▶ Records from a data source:

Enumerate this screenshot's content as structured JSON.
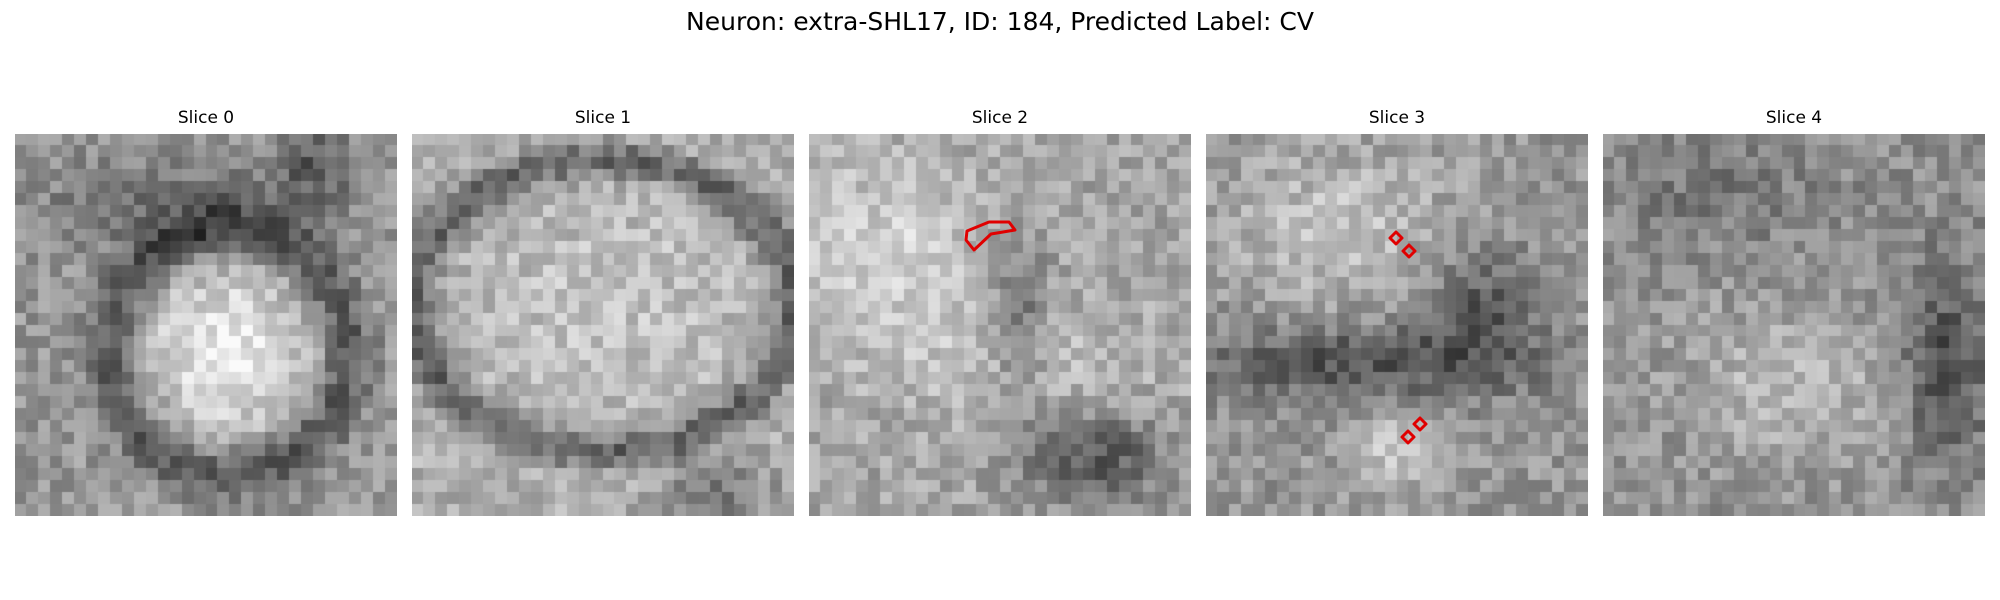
{
  "figure": {
    "title": "Neuron: extra-SHL17, ID: 184, Predicted Label: CV",
    "overlay_color": "#e00000",
    "colormap": "gray",
    "panels": [
      {
        "label": "Slice 0",
        "contour_count": 0
      },
      {
        "label": "Slice 1",
        "contour_count": 0
      },
      {
        "label": "Slice 2",
        "contour_count": 1
      },
      {
        "label": "Slice 3",
        "contour_count": 4
      },
      {
        "label": "Slice 4",
        "contour_count": 0
      }
    ]
  }
}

▶ Direction: Pick out every line with the string "Slice" and copy it.

▶ Result for this task:
        "label": "Slice 0",
        "label": "Slice 1",
        "label": "Slice 2",
        "label": "Slice 3",
        "label": "Slice 4",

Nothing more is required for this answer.